Task instructions –
Write every entry out again exactly, please, and skip the pictures.

+++

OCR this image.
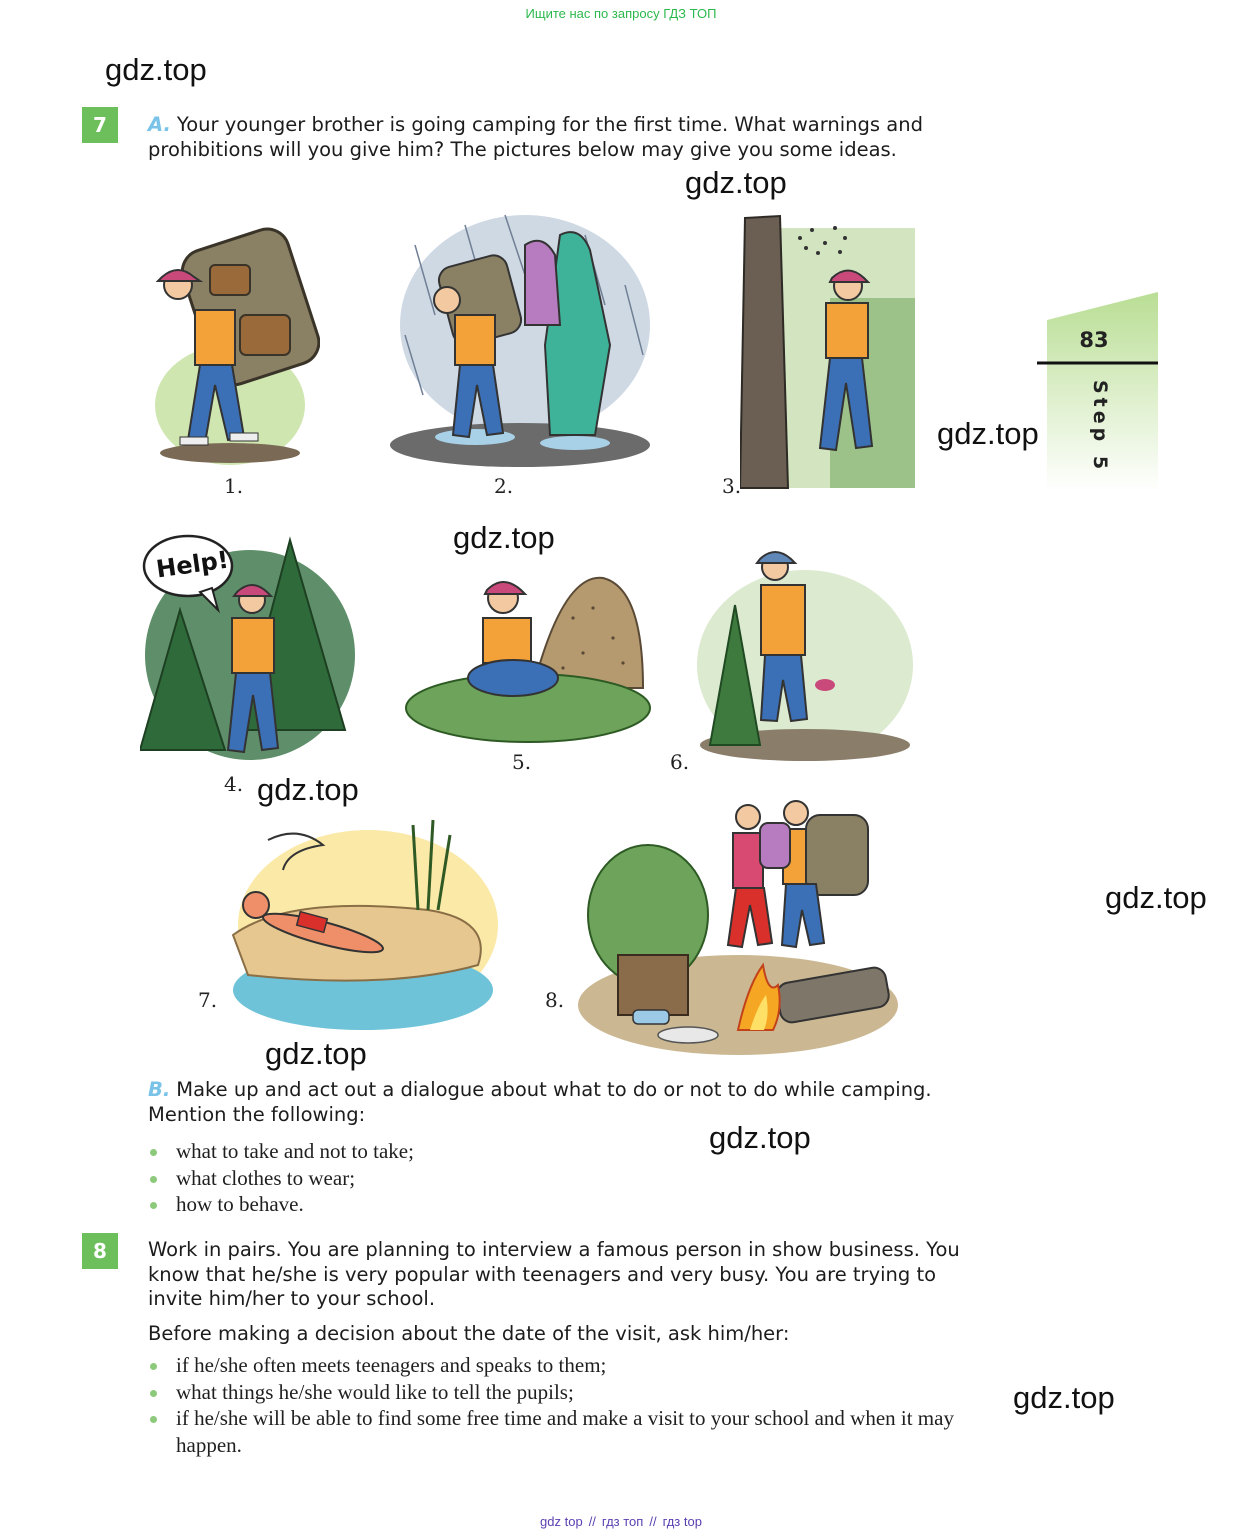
Ищите нас по запросу ГДЗ ТОП
gdz.top
gdz.top
gdz.top
gdz.top
gdz.top
gdz.top
gdz.top
gdz.top
gdz.top
83
Step 5
7	A. Your younger brother is going camping for the first time. What warnings and prohibitions will you give him? The pictures below may give you some ideas.
1.	2.	3.
Help!
4.
5.	6.
7.	8.
B. Make up and act out a dialogue about what to do or not to do while camping. Mention the following:
what to take and not to take;
what clothes to wear;
how to behave.
8	Work in pairs. You are planning to interview a famous person in show business. You know that he/she is very popular with teenagers and very busy. You are trying to invite him/her to your school.
Before making a decision about the date of the visit, ask him/her:
if he/she often meets teenagers and speaks to them;
what things he/she would like to tell the pupils;
if he/she will be able to find some free time and make a visit to your school and when it may happen.
gdz top // гдз топ // гдз top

+++

Answer to the exercise –
OCR this image.
Ищите нас по запросу ГДЗ ТОП
gdz.top
gdz.top
gdz.top
gdz.top
gdz.top
gdz.top
gdz.top
gdz.top
gdz.top
83
Step 5
7	A. Your younger brother is going camping for the first time. What warnings and prohibitions will you give him? The pictures below may give you some ideas.
1.	2.	3.
Help!
4.
5.	6.
7.	8.
B. Make up and act out a dialogue about what to do or not to do while camping. Mention the following:
what to take and not to take;
what clothes to wear;
how to behave.
8	Work in pairs. You are planning to interview a famous person in show business. You know that he/she is very popular with teenagers and very busy. You are trying to invite him/her to your school.
Before making a decision about the date of the visit, ask him/her:
if he/she often meets teenagers and speaks to them;
what things he/she would like to tell the pupils;
if he/she will be able to find some free time and make a visit to your school and when it may happen.
gdz top // гдз топ // гдз top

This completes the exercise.